Single out the lines of the material that contain "this" and copy them.
::: Supplied material :::
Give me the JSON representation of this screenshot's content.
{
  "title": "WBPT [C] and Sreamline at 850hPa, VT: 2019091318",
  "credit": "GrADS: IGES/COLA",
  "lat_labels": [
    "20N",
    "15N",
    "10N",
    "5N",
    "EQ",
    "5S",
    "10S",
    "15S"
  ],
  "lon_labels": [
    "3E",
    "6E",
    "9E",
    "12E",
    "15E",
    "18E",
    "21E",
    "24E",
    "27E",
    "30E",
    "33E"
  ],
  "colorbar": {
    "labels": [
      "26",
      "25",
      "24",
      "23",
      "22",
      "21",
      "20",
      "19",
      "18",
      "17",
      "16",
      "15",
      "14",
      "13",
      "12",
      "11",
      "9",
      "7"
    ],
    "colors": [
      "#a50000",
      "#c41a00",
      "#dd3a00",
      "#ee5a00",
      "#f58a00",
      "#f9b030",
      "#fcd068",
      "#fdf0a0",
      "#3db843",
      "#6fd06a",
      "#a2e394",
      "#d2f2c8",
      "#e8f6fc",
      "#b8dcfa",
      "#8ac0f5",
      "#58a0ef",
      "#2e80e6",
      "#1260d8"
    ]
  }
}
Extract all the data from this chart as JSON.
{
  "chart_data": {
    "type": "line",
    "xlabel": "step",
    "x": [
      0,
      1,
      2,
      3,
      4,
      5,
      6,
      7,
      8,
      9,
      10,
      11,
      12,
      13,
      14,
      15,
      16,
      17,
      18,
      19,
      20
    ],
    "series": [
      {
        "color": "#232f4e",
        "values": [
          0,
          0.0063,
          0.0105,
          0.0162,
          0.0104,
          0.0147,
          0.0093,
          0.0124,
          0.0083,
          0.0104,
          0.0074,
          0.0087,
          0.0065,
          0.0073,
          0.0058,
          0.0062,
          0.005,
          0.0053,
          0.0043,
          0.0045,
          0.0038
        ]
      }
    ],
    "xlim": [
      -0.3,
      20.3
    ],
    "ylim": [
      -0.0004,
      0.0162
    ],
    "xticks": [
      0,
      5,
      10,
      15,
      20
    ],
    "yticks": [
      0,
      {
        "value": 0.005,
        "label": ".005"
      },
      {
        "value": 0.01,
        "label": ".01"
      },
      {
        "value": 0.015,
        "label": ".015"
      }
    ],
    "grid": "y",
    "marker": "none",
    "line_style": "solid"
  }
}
:::
#### Task solution
Give me the JSON representation of this screenshot's content.
Extract all the data from this chart as JSON.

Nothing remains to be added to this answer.